> _WHAT THE EXERCISE ASKS_
Without omitting anything, retype the data that follows.
— START OF INFORMATION PROVIDED —
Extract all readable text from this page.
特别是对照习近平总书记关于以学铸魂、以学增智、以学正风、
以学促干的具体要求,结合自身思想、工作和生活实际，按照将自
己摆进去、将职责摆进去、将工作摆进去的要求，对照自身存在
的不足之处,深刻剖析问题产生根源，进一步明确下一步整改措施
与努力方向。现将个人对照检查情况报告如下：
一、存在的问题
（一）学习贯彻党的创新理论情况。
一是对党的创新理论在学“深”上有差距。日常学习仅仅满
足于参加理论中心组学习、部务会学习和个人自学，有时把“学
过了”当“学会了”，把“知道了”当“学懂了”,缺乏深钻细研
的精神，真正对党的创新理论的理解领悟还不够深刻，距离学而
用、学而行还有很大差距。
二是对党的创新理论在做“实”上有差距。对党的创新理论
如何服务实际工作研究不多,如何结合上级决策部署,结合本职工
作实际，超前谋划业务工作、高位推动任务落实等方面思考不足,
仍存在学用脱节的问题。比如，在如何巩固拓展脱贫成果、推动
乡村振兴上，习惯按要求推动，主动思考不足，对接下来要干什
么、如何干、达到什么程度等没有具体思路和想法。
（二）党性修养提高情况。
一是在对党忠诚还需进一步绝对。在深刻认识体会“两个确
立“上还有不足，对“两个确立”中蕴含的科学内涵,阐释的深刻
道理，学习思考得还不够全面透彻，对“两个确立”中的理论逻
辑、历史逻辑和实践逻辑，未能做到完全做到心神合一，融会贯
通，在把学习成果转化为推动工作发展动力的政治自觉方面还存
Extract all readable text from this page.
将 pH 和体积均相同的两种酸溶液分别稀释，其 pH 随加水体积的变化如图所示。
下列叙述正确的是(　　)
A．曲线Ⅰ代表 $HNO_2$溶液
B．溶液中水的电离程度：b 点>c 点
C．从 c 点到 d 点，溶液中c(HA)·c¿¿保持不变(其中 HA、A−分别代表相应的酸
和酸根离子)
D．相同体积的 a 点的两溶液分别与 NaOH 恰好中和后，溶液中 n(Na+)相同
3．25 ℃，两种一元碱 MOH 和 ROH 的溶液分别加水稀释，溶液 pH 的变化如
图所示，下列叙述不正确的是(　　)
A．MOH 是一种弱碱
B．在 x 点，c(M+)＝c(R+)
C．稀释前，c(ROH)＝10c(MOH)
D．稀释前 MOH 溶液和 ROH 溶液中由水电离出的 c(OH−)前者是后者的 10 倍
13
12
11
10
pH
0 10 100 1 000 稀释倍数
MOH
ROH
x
— END OF INFORMATION PROVIDED —
> _TASK OUTPUT_
Extract all readable text from this page.
特别是对照习近平总书记关于以学铸魂、以学增智、以学正风、
以学促干的具体要求,结合自身思想、工作和生活实际，按照将自
己摆进去、将职责摆进去、将工作摆进去的要求，对照自身存在
的不足之处,深刻剖析问题产生根源，进一步明确下一步整改措施
与努力方向。现将个人对照检查情况报告如下：
一、存在的问题
（一）学习贯彻党的创新理论情况。
一是对党的创新理论在学“深”上有差距。日常学习仅仅满
足于参加理论中心组学习、部务会学习和个人自学，有时把“学
过了”当“学会了”，把“知道了”当“学懂了”,缺乏深钻细研
的精神，真正对党的创新理论的理解领悟还不够深刻，距离学而
用、学而行还有很大差距。
二是对党的创新理论在做“实”上有差距。对党的创新理论
如何服务实际工作研究不多,如何结合上级决策部署,结合本职工
作实际，超前谋划业务工作、高位推动任务落实等方面思考不足,
仍存在学用脱节的问题。比如，在如何巩固拓展脱贫成果、推动
乡村振兴上，习惯按要求推动，主动思考不足，对接下来要干什
么、如何干、达到什么程度等没有具体思路和想法。
（二）党性修养提高情况。
一是在对党忠诚还需进一步绝对。在深刻认识体会“两个确
立“上还有不足，对“两个确立”中蕴含的科学内涵,阐释的深刻
道理，学习思考得还不够全面透彻，对“两个确立”中的理论逻
辑、历史逻辑和实践逻辑，未能做到完全做到心神合一，融会贯
通，在把学习成果转化为推动工作发展动力的政治自觉方面还存
Extract all readable text from this page.
将 pH 和体积均相同的两种酸溶液分别稀释，其 pH 随加水体积的变化如图所示。
下列叙述正确的是(　　)
A．曲线Ⅰ代表 $HNO_2$溶液
B．溶液中水的电离程度：b 点>c 点
C．从 c 点到 d 点，溶液中c(HA)·c¿¿保持不变(其中 HA、A−分别代表相应的酸
和酸根离子)
D．相同体积的 a 点的两溶液分别与 NaOH 恰好中和后，溶液中 n(Na+)相同
3．25 ℃，两种一元碱 MOH 和 ROH 的溶液分别加水稀释，溶液 pH 的变化如
图所示，下列叙述不正确的是(　　)
A．MOH 是一种弱碱
B．在 x 点，c(M+)＝c(R+)
C．稀释前，c(ROH)＝10c(MOH)
D．稀释前 MOH 溶液和 ROH 溶液中由水电离出的 c(OH−)前者是后者的 10 倍
13
12
11
10
pH
0 10 100 1 000 稀释倍数
MOH
ROH
x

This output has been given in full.